EXERCISE INSTRUCTIONS: You are to retype all of the data exactly as it appears.

DATA PROVIDED:
★ ★ ★ ★ ★ ★ ★
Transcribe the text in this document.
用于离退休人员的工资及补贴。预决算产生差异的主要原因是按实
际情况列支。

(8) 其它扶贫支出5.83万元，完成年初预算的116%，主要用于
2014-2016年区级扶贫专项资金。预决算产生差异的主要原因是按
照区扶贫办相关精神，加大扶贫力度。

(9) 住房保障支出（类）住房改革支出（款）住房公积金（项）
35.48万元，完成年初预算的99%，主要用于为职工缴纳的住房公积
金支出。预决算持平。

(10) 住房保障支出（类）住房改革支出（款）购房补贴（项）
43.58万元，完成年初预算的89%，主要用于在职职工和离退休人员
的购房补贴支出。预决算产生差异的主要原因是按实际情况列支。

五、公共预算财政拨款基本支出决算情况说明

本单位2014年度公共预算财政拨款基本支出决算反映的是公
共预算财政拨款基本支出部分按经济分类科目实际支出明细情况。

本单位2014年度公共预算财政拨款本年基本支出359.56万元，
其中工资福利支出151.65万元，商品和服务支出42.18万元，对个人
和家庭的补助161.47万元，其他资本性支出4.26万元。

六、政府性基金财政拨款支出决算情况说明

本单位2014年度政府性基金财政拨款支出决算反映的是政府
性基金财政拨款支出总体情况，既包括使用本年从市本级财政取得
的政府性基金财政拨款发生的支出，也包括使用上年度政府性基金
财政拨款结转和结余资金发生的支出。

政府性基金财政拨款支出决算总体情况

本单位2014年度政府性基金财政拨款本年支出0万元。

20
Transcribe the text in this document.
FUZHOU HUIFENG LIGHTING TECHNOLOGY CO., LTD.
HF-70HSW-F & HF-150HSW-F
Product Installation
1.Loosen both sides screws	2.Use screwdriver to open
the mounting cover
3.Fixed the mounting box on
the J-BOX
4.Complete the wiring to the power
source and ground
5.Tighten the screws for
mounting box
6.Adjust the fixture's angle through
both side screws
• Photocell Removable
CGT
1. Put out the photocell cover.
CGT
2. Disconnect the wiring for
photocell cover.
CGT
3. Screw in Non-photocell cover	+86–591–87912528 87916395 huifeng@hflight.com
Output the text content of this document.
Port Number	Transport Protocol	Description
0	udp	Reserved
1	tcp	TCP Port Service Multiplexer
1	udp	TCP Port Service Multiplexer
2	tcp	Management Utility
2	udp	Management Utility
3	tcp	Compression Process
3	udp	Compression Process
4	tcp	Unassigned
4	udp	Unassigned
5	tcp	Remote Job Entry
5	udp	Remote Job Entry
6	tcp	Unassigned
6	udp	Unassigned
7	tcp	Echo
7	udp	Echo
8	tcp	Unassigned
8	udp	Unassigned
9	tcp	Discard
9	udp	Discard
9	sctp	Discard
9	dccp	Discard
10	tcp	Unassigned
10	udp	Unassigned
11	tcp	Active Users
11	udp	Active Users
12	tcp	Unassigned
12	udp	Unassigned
★ ★ ★ ★ ★ ★ ★
SOLUTION:
Transcribe the text in this document.
用于离退休人员的工资及补贴。预决算产生差异的主要原因是按实
际情况列支。

(8) 其它扶贫支出5.83万元，完成年初预算的116%，主要用于
2014-2016年区级扶贫专项资金。预决算产生差异的主要原因是按
照区扶贫办相关精神，加大扶贫力度。

(9) 住房保障支出（类）住房改革支出（款）住房公积金（项）
35.48万元，完成年初预算的99%，主要用于为职工缴纳的住房公积
金支出。预决算持平。

(10) 住房保障支出（类）住房改革支出（款）购房补贴（项）
43.58万元，完成年初预算的89%，主要用于在职职工和离退休人员
的购房补贴支出。预决算产生差异的主要原因是按实际情况列支。

五、公共预算财政拨款基本支出决算情况说明

本单位2014年度公共预算财政拨款基本支出决算反映的是公
共预算财政拨款基本支出部分按经济分类科目实际支出明细情况。

本单位2014年度公共预算财政拨款本年基本支出359.56万元，
其中工资福利支出151.65万元，商品和服务支出42.18万元，对个人
和家庭的补助161.47万元，其他资本性支出4.26万元。

六、政府性基金财政拨款支出决算情况说明

本单位2014年度政府性基金财政拨款支出决算反映的是政府
性基金财政拨款支出总体情况，既包括使用本年从市本级财政取得
的政府性基金财政拨款发生的支出，也包括使用上年度政府性基金
财政拨款结转和结余资金发生的支出。

政府性基金财政拨款支出决算总体情况

本单位2014年度政府性基金财政拨款本年支出0万元。

20
Transcribe the text in this document.
FUZHOU HUIFENG LIGHTING TECHNOLOGY CO., LTD.
HF-70HSW-F & HF-150HSW-F
Product Installation
1.Loosen both sides screws	2.Use screwdriver to open
the mounting cover
3.Fixed the mounting box on
the J-BOX
4.Complete the wiring to the power
source and ground
5.Tighten the screws for
mounting box
6.Adjust the fixture's angle through
both side screws
• Photocell Removable
CGT
1. Put out the photocell cover.
CGT
2. Disconnect the wiring for
photocell cover.
CGT
3. Screw in Non-photocell cover	+86–591–87912528 87916395 huifeng@hflight.com
Output the text content of this document.
Port Number	Transport Protocol	Description
0	udp	Reserved
1	tcp	TCP Port Service Multiplexer
1	udp	TCP Port Service Multiplexer
2	tcp	Management Utility
2	udp	Management Utility
3	tcp	Compression Process
3	udp	Compression Process
4	tcp	Unassigned
4	udp	Unassigned
5	tcp	Remote Job Entry
5	udp	Remote Job Entry
6	tcp	Unassigned
6	udp	Unassigned
7	tcp	Echo
7	udp	Echo
8	tcp	Unassigned
8	udp	Unassigned
9	tcp	Discard
9	udp	Discard
9	sctp	Discard
9	dccp	Discard
10	tcp	Unassigned
10	udp	Unassigned
11	tcp	Active Users
11	udp	Active Users
12	tcp	Unassigned
12	udp	Unassigned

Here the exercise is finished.